(Entries from a dataset of interfaces)
┄┄┄┄┄┄┄┄┄┄┄┄┄┄┄┄┄┄┄┄
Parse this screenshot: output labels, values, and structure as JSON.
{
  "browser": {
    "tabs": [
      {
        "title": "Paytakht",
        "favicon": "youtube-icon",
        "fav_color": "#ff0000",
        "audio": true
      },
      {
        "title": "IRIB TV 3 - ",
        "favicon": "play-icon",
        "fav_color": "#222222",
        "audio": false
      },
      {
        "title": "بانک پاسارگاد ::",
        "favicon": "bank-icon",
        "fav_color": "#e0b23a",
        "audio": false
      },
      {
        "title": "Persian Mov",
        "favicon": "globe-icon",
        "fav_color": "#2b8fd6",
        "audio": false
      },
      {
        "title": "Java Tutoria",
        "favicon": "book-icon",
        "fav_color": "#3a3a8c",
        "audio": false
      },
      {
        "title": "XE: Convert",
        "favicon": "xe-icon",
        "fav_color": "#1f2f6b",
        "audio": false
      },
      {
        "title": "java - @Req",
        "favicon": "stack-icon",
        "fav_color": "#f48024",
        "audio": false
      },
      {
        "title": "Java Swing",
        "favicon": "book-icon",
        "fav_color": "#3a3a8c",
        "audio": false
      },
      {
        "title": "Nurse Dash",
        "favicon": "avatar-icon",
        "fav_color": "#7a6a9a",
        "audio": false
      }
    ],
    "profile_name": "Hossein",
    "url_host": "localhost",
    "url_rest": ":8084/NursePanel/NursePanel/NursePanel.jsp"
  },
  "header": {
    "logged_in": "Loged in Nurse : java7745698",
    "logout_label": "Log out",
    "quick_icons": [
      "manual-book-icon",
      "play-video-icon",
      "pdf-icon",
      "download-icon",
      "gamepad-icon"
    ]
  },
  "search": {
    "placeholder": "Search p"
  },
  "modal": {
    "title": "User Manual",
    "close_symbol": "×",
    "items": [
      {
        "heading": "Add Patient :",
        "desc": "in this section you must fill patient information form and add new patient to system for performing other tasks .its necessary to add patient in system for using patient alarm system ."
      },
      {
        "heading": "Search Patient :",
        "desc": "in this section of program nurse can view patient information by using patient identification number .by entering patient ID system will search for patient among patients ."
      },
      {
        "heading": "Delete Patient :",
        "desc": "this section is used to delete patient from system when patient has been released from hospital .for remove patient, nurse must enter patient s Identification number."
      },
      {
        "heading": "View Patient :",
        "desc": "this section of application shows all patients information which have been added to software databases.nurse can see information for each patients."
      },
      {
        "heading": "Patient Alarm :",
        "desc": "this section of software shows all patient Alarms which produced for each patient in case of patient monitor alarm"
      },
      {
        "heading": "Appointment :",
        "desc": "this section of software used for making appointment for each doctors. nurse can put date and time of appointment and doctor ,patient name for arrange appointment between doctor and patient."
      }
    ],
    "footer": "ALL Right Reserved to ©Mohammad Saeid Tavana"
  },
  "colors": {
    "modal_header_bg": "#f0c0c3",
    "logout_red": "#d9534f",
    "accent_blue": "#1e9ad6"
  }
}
┄┄┄┄┄┄┄┄┄┄┄┄┄┄┄┄┄┄┄┄
Filter the records down to the lines containing the word "must", and copy those.

        "desc": "in this section you must fill patient information form and add new patient to system for performing other tasks .its necessary to add patient in system for using patient alarm system ."
        "desc": "this section is used to delete patient from system when patient has been released from hospital .for remove patient, nurse must enter patient s Identification number."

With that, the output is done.